--- SHORT PROBLEM ---
From the entries below, gather each line containing the word "goal".

--- STORED DATA ---

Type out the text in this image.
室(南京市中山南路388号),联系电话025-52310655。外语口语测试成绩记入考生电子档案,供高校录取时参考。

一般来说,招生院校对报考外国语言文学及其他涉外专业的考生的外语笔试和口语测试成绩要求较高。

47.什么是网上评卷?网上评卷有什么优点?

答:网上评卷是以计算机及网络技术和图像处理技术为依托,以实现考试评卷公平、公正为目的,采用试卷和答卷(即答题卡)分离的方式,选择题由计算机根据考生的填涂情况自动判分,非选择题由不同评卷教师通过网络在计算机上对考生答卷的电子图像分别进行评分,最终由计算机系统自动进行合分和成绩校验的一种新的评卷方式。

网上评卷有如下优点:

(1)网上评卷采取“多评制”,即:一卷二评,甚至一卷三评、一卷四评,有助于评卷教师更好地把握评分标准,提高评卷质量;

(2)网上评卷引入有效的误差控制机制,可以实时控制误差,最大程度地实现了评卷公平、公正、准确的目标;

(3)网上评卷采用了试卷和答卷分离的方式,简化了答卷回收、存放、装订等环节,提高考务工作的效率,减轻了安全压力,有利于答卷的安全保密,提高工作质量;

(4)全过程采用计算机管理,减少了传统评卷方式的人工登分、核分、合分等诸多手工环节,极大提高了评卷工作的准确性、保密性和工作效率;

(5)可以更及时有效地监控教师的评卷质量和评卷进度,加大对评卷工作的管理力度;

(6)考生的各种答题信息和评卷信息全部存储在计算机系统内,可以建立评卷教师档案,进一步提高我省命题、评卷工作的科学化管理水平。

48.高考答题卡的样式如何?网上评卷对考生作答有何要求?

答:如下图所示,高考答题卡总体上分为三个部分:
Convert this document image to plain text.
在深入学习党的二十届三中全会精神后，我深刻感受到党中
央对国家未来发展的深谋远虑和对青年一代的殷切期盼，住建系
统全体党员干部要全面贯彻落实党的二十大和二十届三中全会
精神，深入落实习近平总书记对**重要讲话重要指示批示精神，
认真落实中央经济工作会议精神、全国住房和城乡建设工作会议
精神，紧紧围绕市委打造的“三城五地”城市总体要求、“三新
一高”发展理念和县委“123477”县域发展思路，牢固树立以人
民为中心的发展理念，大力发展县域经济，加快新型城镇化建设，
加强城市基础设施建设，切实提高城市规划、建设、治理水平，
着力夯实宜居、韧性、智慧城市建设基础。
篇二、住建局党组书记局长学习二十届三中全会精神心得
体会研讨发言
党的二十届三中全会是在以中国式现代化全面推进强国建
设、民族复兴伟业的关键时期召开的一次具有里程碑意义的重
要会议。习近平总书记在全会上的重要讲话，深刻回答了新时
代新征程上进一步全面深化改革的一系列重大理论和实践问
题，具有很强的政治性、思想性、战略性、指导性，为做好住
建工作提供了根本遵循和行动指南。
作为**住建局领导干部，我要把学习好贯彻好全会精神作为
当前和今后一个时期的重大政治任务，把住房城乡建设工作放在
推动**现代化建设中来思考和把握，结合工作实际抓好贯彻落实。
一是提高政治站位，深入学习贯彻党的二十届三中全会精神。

* * *

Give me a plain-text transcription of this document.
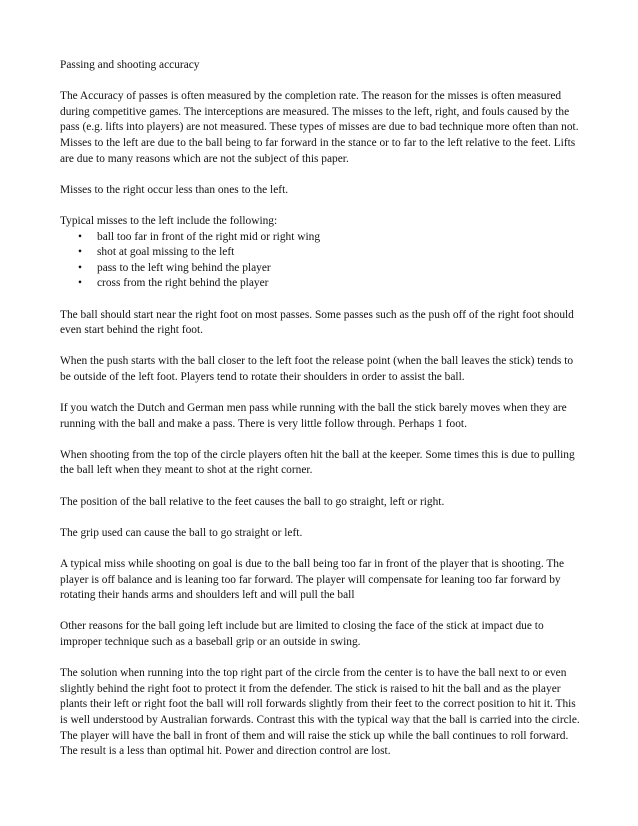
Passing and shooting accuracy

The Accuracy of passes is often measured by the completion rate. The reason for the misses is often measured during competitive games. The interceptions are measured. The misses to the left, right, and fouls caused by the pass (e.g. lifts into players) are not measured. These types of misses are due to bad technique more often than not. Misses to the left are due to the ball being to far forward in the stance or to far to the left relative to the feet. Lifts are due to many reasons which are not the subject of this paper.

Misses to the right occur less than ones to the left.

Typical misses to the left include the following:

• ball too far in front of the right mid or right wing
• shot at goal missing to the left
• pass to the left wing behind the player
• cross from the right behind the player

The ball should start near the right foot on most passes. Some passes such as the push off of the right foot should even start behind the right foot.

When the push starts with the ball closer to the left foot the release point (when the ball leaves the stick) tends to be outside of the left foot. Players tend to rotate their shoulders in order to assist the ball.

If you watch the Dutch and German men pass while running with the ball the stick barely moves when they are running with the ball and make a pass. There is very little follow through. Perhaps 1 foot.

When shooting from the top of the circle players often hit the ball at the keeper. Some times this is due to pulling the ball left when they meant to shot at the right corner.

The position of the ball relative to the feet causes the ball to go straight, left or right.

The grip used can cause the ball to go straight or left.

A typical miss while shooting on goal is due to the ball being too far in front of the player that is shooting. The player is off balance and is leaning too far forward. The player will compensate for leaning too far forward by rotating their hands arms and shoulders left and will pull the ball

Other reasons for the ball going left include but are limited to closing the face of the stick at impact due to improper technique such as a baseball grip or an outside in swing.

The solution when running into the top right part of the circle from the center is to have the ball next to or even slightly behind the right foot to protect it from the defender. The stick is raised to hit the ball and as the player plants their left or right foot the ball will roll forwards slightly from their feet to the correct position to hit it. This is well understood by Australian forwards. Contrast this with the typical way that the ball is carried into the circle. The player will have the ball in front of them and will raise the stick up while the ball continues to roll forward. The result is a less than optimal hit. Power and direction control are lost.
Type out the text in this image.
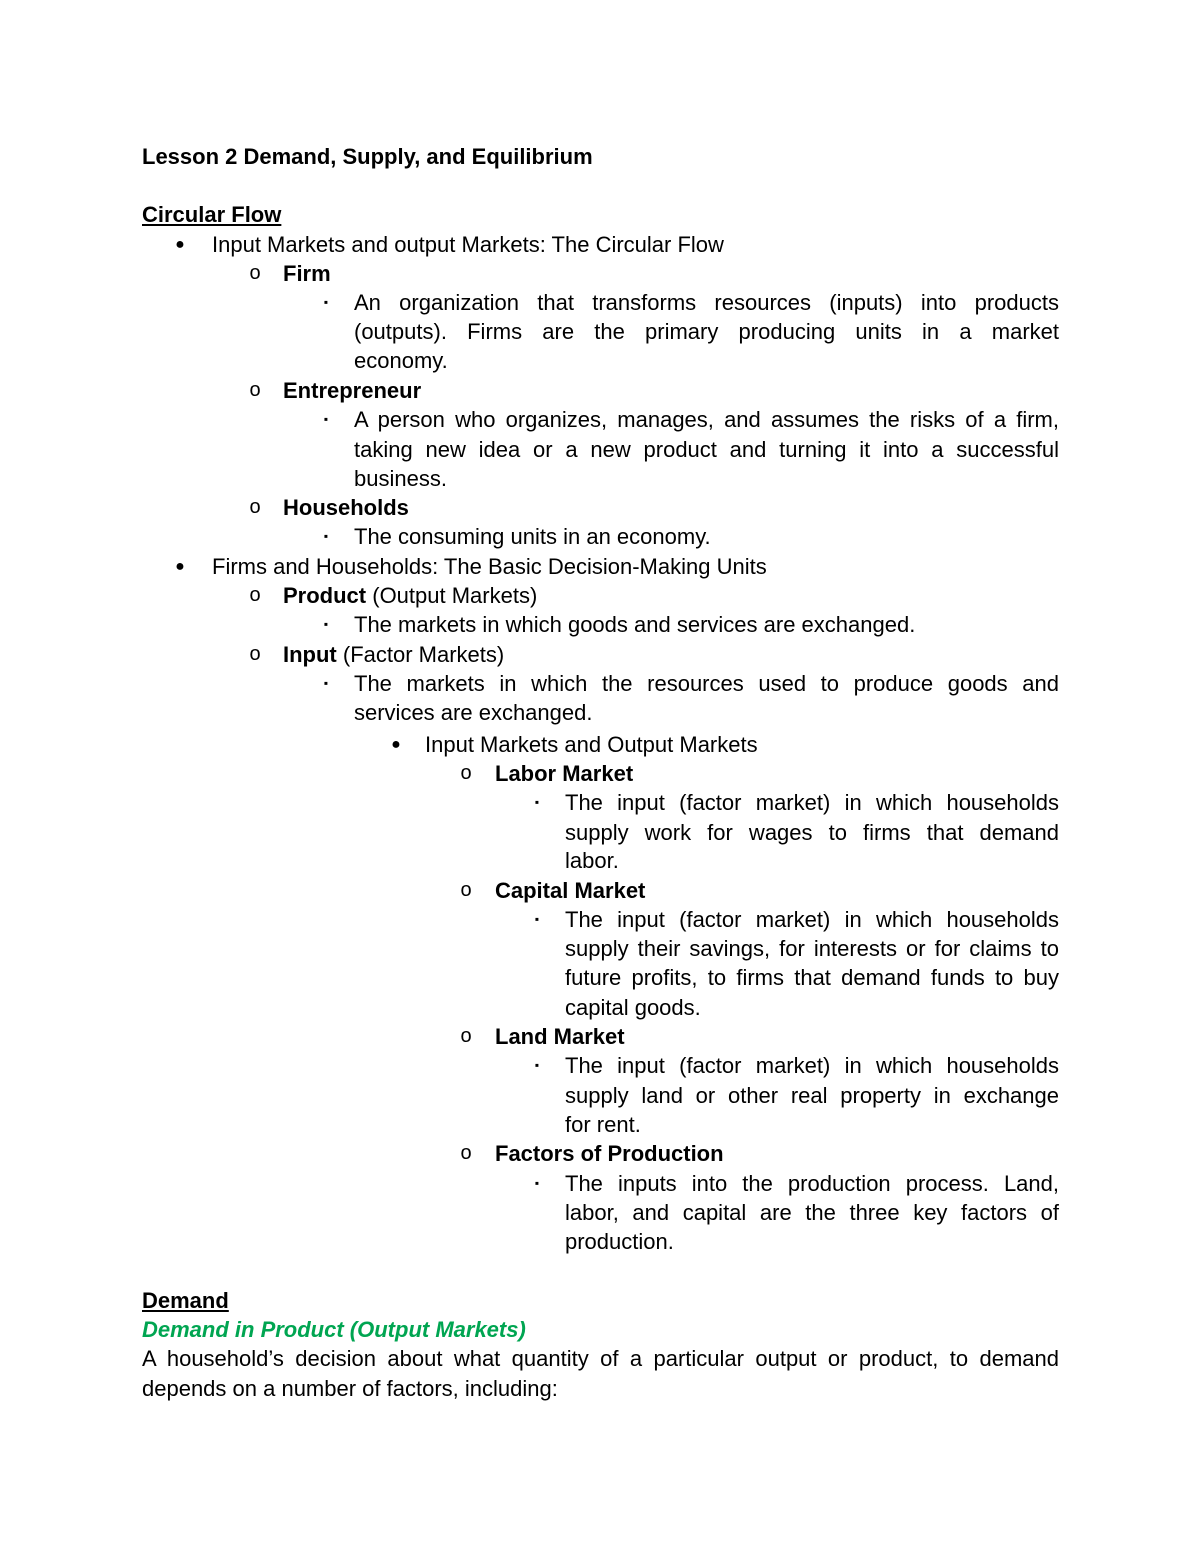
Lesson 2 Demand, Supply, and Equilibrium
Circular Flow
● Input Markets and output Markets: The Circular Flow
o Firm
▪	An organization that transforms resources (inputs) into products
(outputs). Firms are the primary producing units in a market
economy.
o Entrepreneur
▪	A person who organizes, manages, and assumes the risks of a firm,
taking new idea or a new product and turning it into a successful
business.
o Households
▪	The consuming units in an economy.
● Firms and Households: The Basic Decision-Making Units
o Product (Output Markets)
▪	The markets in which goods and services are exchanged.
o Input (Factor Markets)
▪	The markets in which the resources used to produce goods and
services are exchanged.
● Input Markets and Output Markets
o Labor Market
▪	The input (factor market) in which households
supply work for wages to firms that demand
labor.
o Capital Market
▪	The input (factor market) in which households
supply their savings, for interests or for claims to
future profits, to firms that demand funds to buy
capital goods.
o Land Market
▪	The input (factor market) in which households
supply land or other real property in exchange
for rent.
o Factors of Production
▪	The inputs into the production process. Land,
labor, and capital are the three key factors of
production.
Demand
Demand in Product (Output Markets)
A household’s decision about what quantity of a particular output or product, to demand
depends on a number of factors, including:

--- COMPLETED EXERCISE ---
• shot at goal missing to the left
A typical miss while shooting on goal is due to the ball being too far in front of the player that is shooting. The player is off balance and is leaning too far forward. The player will compensate for leaning too far forward by rotating their hands arms and shoulders left and will pull the ball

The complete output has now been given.